◆ Data lines ◆

====

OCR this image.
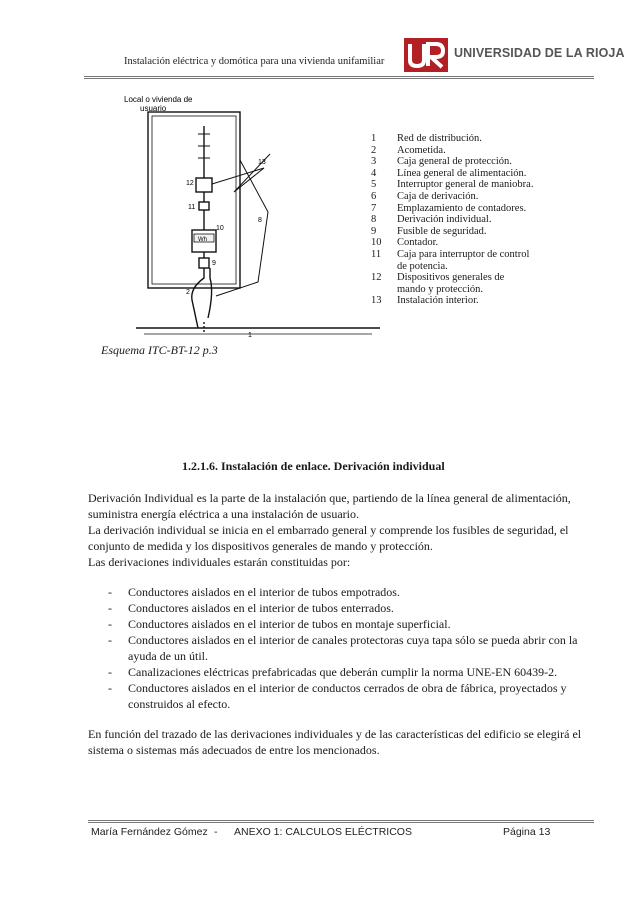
Instalación eléctrica y domótica para una vivienda unifamiliar
UNIVERSIDAD DE LA RIOJA
Wh
Local o vivienda de
usuario
13
12
11
10
9
8
2
1
1	Red de distribución.
2	Acometida.
3	Caja general de protección.
4	Línea general de alimentación.
5	Interruptor general de maniobra.
6	Caja de derivación.
7	Emplazamiento de contadores.
8	Derivación individual.
9	Fusible de seguridad.
10	Contador.
11	Caja para interruptor de control
de potencia.
12	Dispositivos generales de
mando y protección.
13	Instalación interior.
Esquema ITC-BT-12 p.3
1.2.1.6. Instalación de enlace. Derivación individual

Derivación Individual es la parte de la instalación que, partiendo de la línea general de alimentación, suministra energía eléctrica a una instalación de usuario.

La derivación individual se inicia en el embarrado general y comprende los fusibles de seguridad, el conjunto de medida y los dispositivos generales de mando y protección.

Las derivaciones individuales estarán constituidas por:

- Conductores aislados en el interior de tubos empotrados.
- Conductores aislados en el interior de tubos enterrados.
- Conductores aislados en el interior de tubos en montaje superficial.
- Conductores aislados en el interior de canales protectoras cuya tapa sólo se pueda abrir con la ayuda de un útil.
- Canalizaciones eléctricas prefabricadas que deberán cumplir la norma UNE-EN 60439-2.
- Conductores aislados en el interior de conductos cerrados de obra de fábrica, proyectados y construidos al efecto.

En función del trazado de las derivaciones individuales y de las características del edificio se elegirá el sistema o sistemas más adecuados de entre los mencionados.

María Fernández Gómez - ANEXO 1: CALCULOS ELÉCTRICOS	Página 13
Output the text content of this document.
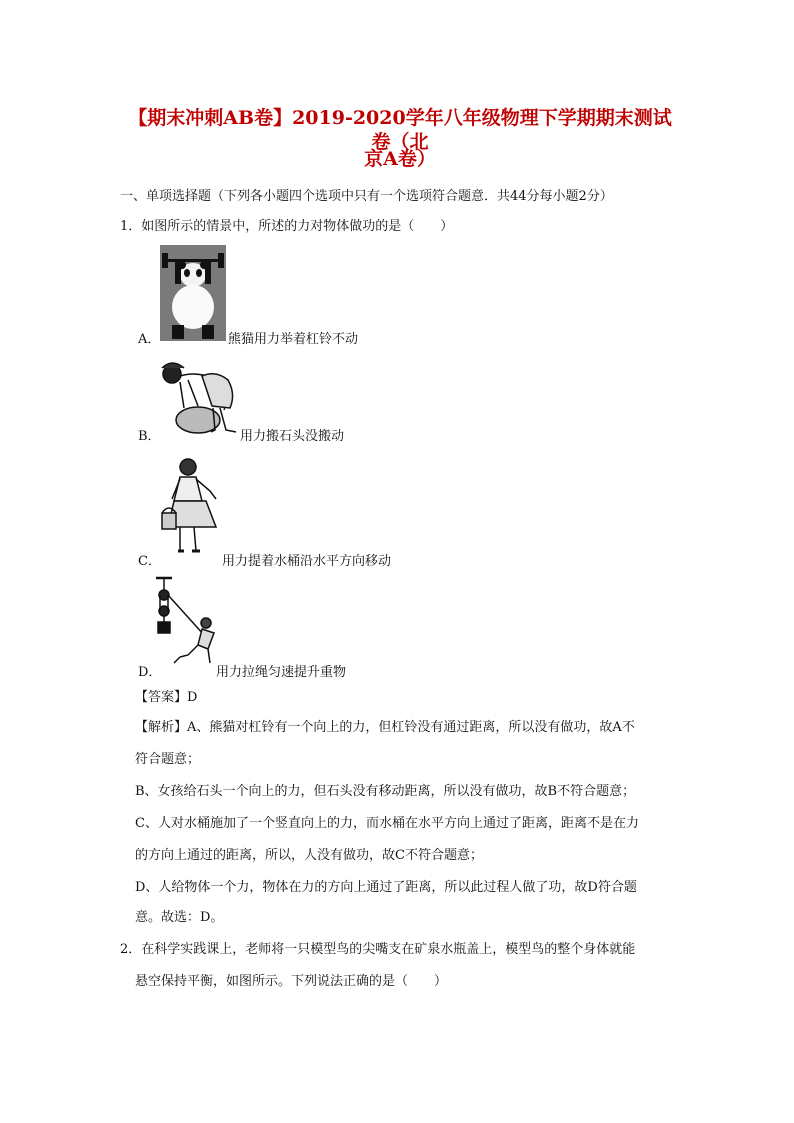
【期末冲刺AB卷】2019-2020学年八年级物理下学期期末测试卷（北
京A卷）
一、单项选择题（下列各小题四个选项中只有一个选项符合题意．共44分每小题2分）
1．如图所示的情景中，所述的力对物体做功的是（　　）
A．	熊猫用力举着杠铃不动
B．	用力搬石头没搬动
C．	用力提着水桶沿水平方向移动
D．	用力拉绳匀速提升重物
【答案】D
【解析】A、熊猫对杠铃有一个向上的力，但杠铃没有通过距离，所以没有做功，故A不
符合题意；
B、女孩给石头一个向上的力，但石头没有移动距离，所以没有做功，故B不符合题意；
C、人对水桶施加了一个竖直向上的力，而水桶在水平方向上通过了距离，距离不是在力
的方向上通过的距离，所以，人没有做功，故C不符合题意；
D、人给物体一个力，物体在力的方向上通过了距离，所以此过程人做了功，故D符合题
意。故选：D。
2．在科学实践课上，老师将一只模型鸟的尖嘴支在矿泉水瓶盖上，模型鸟的整个身体就能
悬空保持平衡，如图所示。下列说法正确的是（　　）
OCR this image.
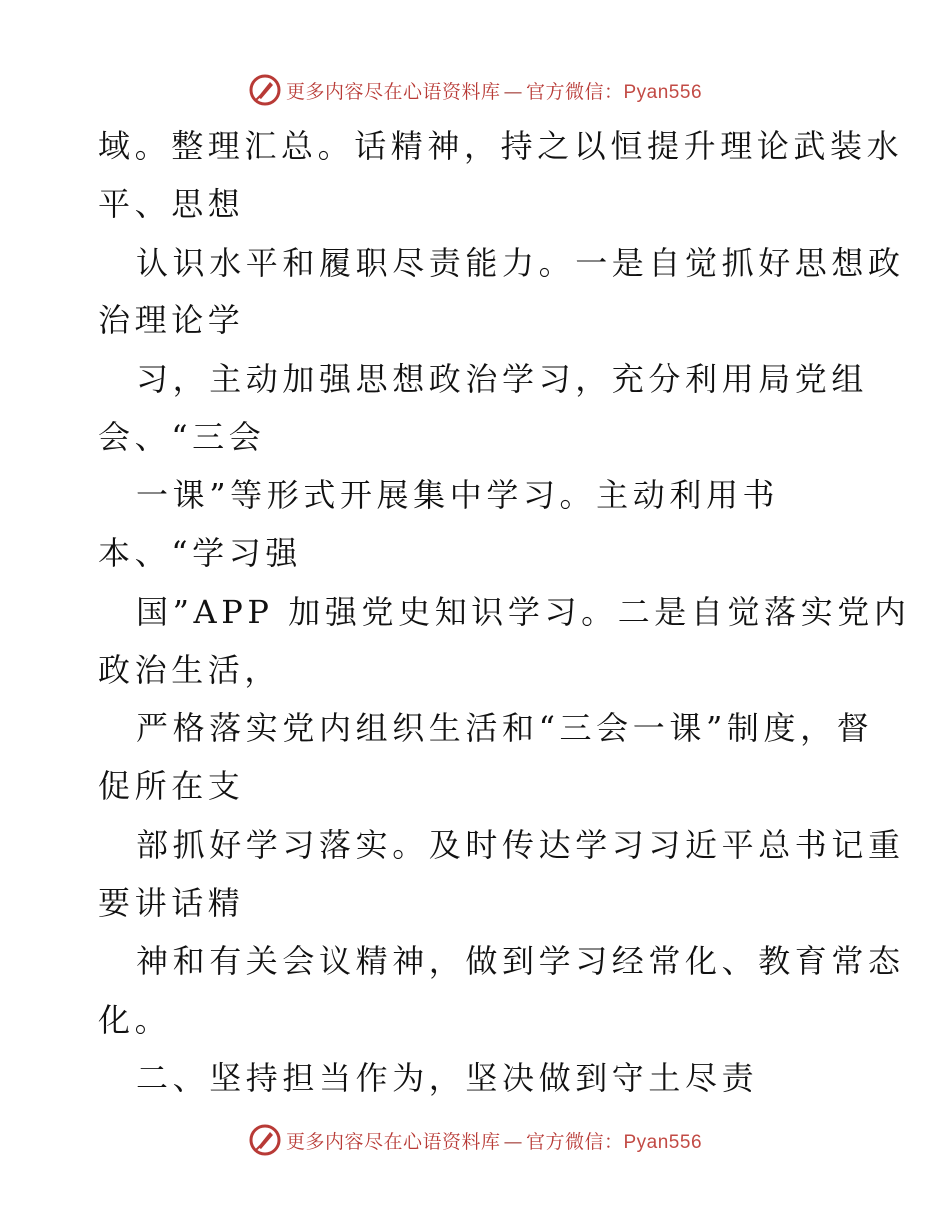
更多内容尽在心语资料库 — 官方微信：Pyan556
域。整理汇总。话精神，持之以恒提升理论武装水
平、思想
认识水平和履职尽责能力。一是自觉抓好思想政
治理论学
习，主动加强思想政治学习，充分利用局党组
会、“三会
一课”等形式开展集中学习。主动利用书
本、“学习强
国”APP 加强党史知识学习。二是自觉落实党内
政治生活，
严格落实党内组织生活和“三会一课”制度，督
促所在支
部抓好学习落实。及时传达学习习近平总书记重
要讲话精
神和有关会议精神，做到学习经常化、教育常态
化。
二、坚持担当作为，坚决做到守土尽责
更多内容尽在心语资料库 — 官方微信：Pyan556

====

◆ Given problem ◆
Filter for "alimentación". Return all lines that hold it.

◆ The response ◆
4	Línea general de alimentación.
Derivación Individual es la parte de la instalación que, partiendo de la línea general de alimentación, suministra energía eléctrica a una instalación de usuario.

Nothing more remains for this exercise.